[The task]
Pick out all lines in the listing holding the string "pedal" and copy them.
- - -
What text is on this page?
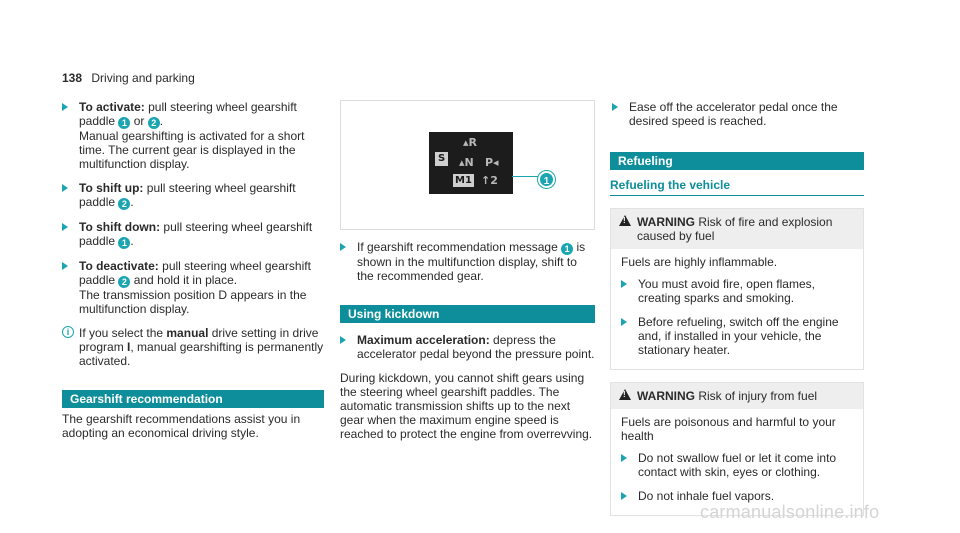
138 Driving and parking
To activate: pull steering wheel gearshift paddle 1 or 2 .
Manual gearshifting is activated for a short time. The current gear is displayed in the multifunction display.
To shift up: pull steering wheel gearshift paddle 2 .
To shift down: pull steering wheel gearshift paddle 1 .
To deactivate: pull steering wheel gearshift paddle 2 and hold it in place.
The transmission position D appears in the multifunction display.
i If you select the manual drive setting in drive program I, manual gearshifting is permanently activated.
Gearshift recommendation
The gearshift recommendations assist you in adopting an economical driving style.
▴R
▴N P◂
S
M1 ↑2	1
If gearshift recommendation message 1 is shown in the multifunction display, shift to the recommended gear.
Using kickdown
Maximum acceleration: depress the accelerator pedal beyond the pressure point.
During kickdown, you cannot shift gears using the steering wheel gearshift paddles. The automatic transmission shifts up to the next gear when the maximum engine speed is reached to protect the engine from overrevving.
Ease off the accelerator pedal once the desired speed is reached.
Refueling
Refueling the vehicle
!
WARNING Risk of fire and explosion caused by fuel
Fuels are highly inflammable.
You must avoid fire, open flames, creating sparks and smoking.
Before refueling, switch off the engine and, if installed in your vehicle, the stationary heater.
!
WARNING Risk of injury from fuel
Fuels are poisonous and harmful to your health
Do not swallow fuel or let it come into contact with skin, eyes or clothing.
Do not inhale fuel vapors.
carmanualsonline.info
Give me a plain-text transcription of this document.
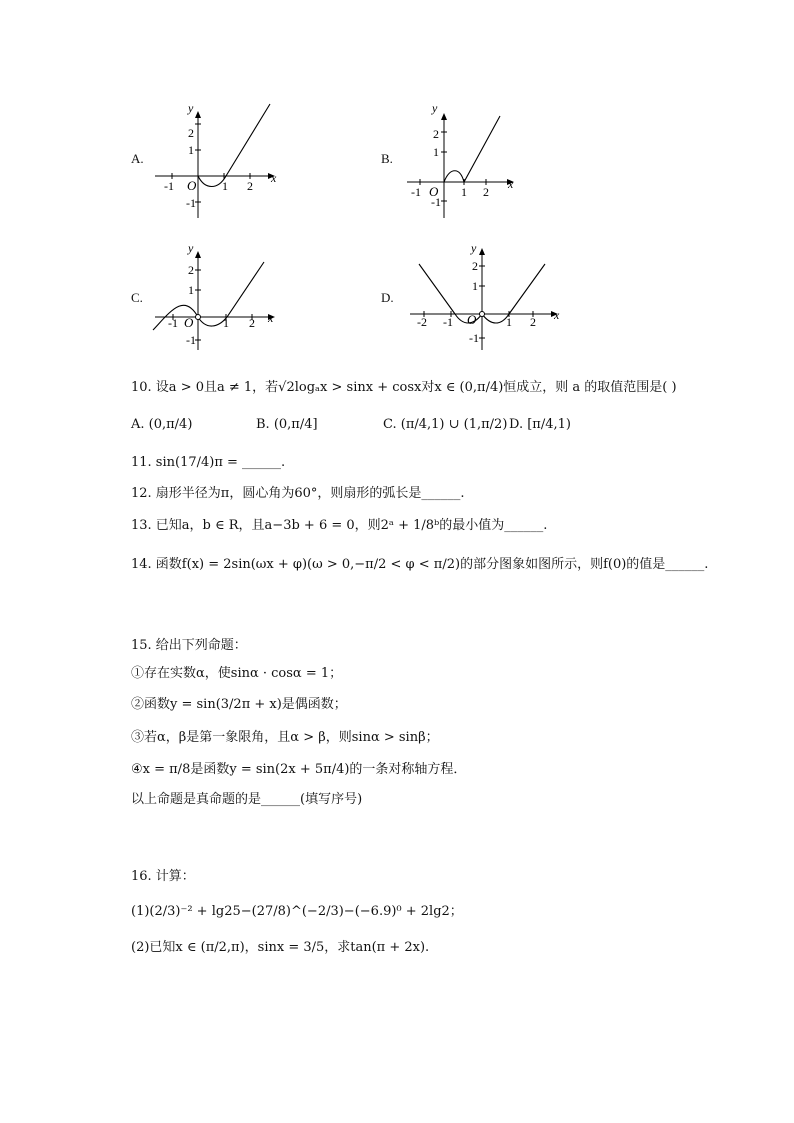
A.
y
x
O
-1	1 2
1
2
-1
B.
y
x
O
-1	1 2
1
2
-1
C.
y
x
O
-1	1 2
1
2
-1
D.
y
x
O
-2 -1	1 2
1
2
-1
10. 设a > 0且a ≠ 1，若√2logₐx > sinx + cosx对x ∈ (0,π/4)恒成立，则 a 的取值范围是( )
A. (0,π/4)	B. (0,π/4]	C. (π/4,1) ∪ (1,π/2) D. [π/4,1)
11. sin(17/4)π = ______.
12. 扇形半径为π，圆心角为60°，则扇形的弧长是______.
13. 已知a，b ∈ R，且a−3b + 6 = 0，则2ᵃ + 1/8ᵇ的最小值为______.
14. 函数f(x) = 2sin(ωx + φ)(ω > 0,−π/2 < φ < π/2)的部分图象如图所示，则f(0)的值是______.
15. 给出下列命题：
①存在实数α，使sinα · cosα = 1；
②函数y = sin(3/2π + x)是偶函数；
③若α，β是第一象限角，且α > β，则sinα > sinβ；
④x = π/8是函数y = sin(2x + 5π/4)的一条对称轴方程．
以上命题是真命题的是______(填写序号)
16. 计算：
(1)(2/3)⁻² + lg25−(27/8)^(−2/3)−(−6.9)⁰ + 2lg2；
(2)已知x ∈ (π/2,π)，sinx = 3/5，求tan(π + 2x).
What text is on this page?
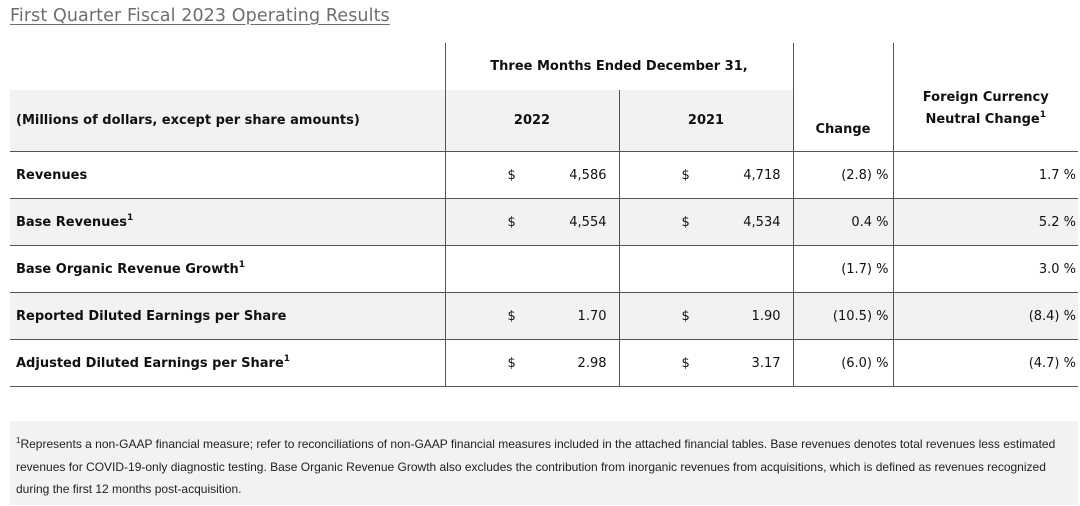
First Quarter Fiscal 2023 Operating Results
	Three Months Ended December 31,			
(Millions of dollars, except per share amounts)	2022	2021	Change	Foreign Currency
Neutral Change$^1$

Revenues	$ 4,586	$ 4,718	(2.8) %	1.7 %
Base Revenues$^1$	$ 4,554	$ 4,534	0.4 %	5.2 %
Base Organic Revenue Growth$^1$			(1.7) %	3.0 %
Reported Diluted Earnings per Share	$ 1.70	$ 1.90	(10.5) %	(8.4) %
Adjusted Diluted Earnings per Share$^1$	$ 2.98	$ 3.17	(6.0) %	(4.7) %
$^1$Represents a non-GAAP financial measure; refer to reconciliations of non-GAAP financial measures included in the attached financial tables. Base revenues denotes total revenues less estimated revenues for COVID-19-only diagnostic testing. Base Organic Revenue Growth also excludes the contribution from inorganic revenues from acquisitions, which is defined as revenues recognized during the first 12 months post-acquisition.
- - -
[Full answer]
Maximum acceleration: depress the accelerator pedal beyond the pressure point.
Ease off the accelerator pedal once the desired speed is reached.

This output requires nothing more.